Element and coordinate records
________________________

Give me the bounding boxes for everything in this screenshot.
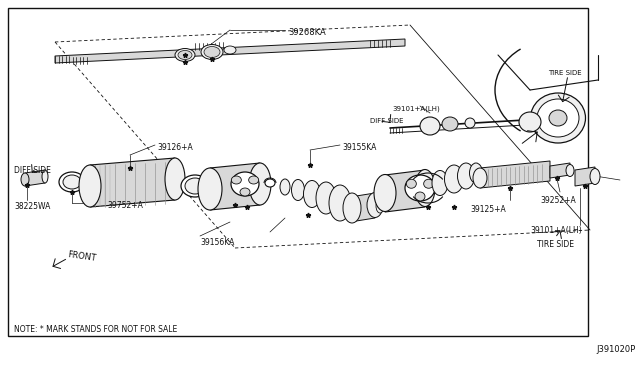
Polygon shape bbox=[550, 163, 570, 178]
Polygon shape bbox=[25, 170, 45, 186]
Text: 39155KA: 39155KA bbox=[342, 143, 376, 152]
Polygon shape bbox=[480, 161, 550, 188]
Text: 38225WA: 38225WA bbox=[14, 202, 51, 211]
Polygon shape bbox=[350, 193, 375, 222]
Ellipse shape bbox=[63, 175, 81, 189]
Ellipse shape bbox=[470, 163, 483, 183]
Text: 39268KA: 39268KA bbox=[288, 28, 326, 37]
Ellipse shape bbox=[178, 51, 192, 60]
Text: 39252+A: 39252+A bbox=[540, 196, 576, 205]
Ellipse shape bbox=[367, 192, 383, 218]
Ellipse shape bbox=[316, 182, 336, 214]
Polygon shape bbox=[385, 170, 425, 212]
Ellipse shape bbox=[240, 188, 250, 196]
Polygon shape bbox=[575, 167, 595, 186]
Ellipse shape bbox=[374, 174, 396, 212]
Ellipse shape bbox=[21, 173, 29, 186]
Ellipse shape bbox=[291, 180, 305, 201]
Ellipse shape bbox=[473, 168, 487, 188]
Ellipse shape bbox=[537, 99, 579, 137]
Ellipse shape bbox=[175, 48, 195, 61]
Ellipse shape bbox=[185, 178, 205, 194]
Ellipse shape bbox=[465, 118, 475, 128]
Ellipse shape bbox=[79, 165, 101, 207]
Ellipse shape bbox=[343, 193, 361, 223]
Bar bbox=[8, 8, 588, 336]
Ellipse shape bbox=[224, 46, 236, 54]
Text: J391020P: J391020P bbox=[596, 345, 636, 354]
Ellipse shape bbox=[424, 179, 434, 188]
Ellipse shape bbox=[198, 168, 222, 210]
Text: 39156KA: 39156KA bbox=[200, 238, 234, 247]
Text: 39126+A: 39126+A bbox=[157, 143, 193, 152]
Text: TIRE SIDE: TIRE SIDE bbox=[548, 70, 582, 76]
Polygon shape bbox=[210, 163, 260, 210]
Ellipse shape bbox=[442, 117, 458, 131]
Ellipse shape bbox=[590, 169, 600, 185]
Text: 39752+A: 39752+A bbox=[107, 201, 143, 210]
Ellipse shape bbox=[415, 170, 435, 206]
Ellipse shape bbox=[566, 164, 574, 176]
Ellipse shape bbox=[201, 45, 223, 60]
Ellipse shape bbox=[519, 112, 541, 132]
Text: DIFF SIDE: DIFF SIDE bbox=[370, 118, 403, 124]
Ellipse shape bbox=[181, 175, 209, 197]
Ellipse shape bbox=[59, 172, 85, 192]
Ellipse shape bbox=[249, 176, 259, 184]
Ellipse shape bbox=[249, 163, 271, 205]
Text: 39101+A(LH): 39101+A(LH) bbox=[530, 226, 582, 235]
Text: NOTE: * MARK STANDS FOR NOT FOR SALE: NOTE: * MARK STANDS FOR NOT FOR SALE bbox=[14, 325, 177, 334]
Ellipse shape bbox=[549, 110, 567, 126]
Ellipse shape bbox=[458, 163, 474, 189]
Ellipse shape bbox=[42, 170, 48, 183]
Polygon shape bbox=[55, 39, 405, 63]
Text: 39125+A: 39125+A bbox=[470, 205, 506, 214]
Ellipse shape bbox=[445, 165, 463, 193]
Ellipse shape bbox=[280, 179, 290, 195]
Text: TIRE SIDE: TIRE SIDE bbox=[537, 240, 574, 249]
Ellipse shape bbox=[531, 93, 586, 143]
Ellipse shape bbox=[303, 180, 321, 208]
Ellipse shape bbox=[406, 179, 417, 188]
Ellipse shape bbox=[231, 176, 241, 184]
Ellipse shape bbox=[432, 170, 448, 196]
Ellipse shape bbox=[329, 185, 351, 221]
Ellipse shape bbox=[415, 192, 425, 201]
Text: FRONT: FRONT bbox=[67, 250, 97, 263]
Text: 39101+A(LH): 39101+A(LH) bbox=[392, 105, 440, 112]
Ellipse shape bbox=[165, 158, 185, 200]
Ellipse shape bbox=[231, 172, 259, 196]
Ellipse shape bbox=[405, 175, 435, 201]
Ellipse shape bbox=[376, 199, 384, 213]
Ellipse shape bbox=[265, 179, 275, 187]
Polygon shape bbox=[90, 158, 175, 207]
Ellipse shape bbox=[420, 117, 440, 135]
Text: DIFF SIDE: DIFF SIDE bbox=[14, 166, 51, 175]
Ellipse shape bbox=[204, 46, 220, 58]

________________________

BRIEF
Select every line of the listing that contains the string "TIRE", treating uppercase and lowercase as distinct, and copy each such line.

ANSWER TO THE PROBLEM
Text: TIRE SIDE: TIRE SIDE bbox=[548, 70, 582, 76]
Text: TIRE SIDE: TIRE SIDE bbox=[537, 240, 574, 249]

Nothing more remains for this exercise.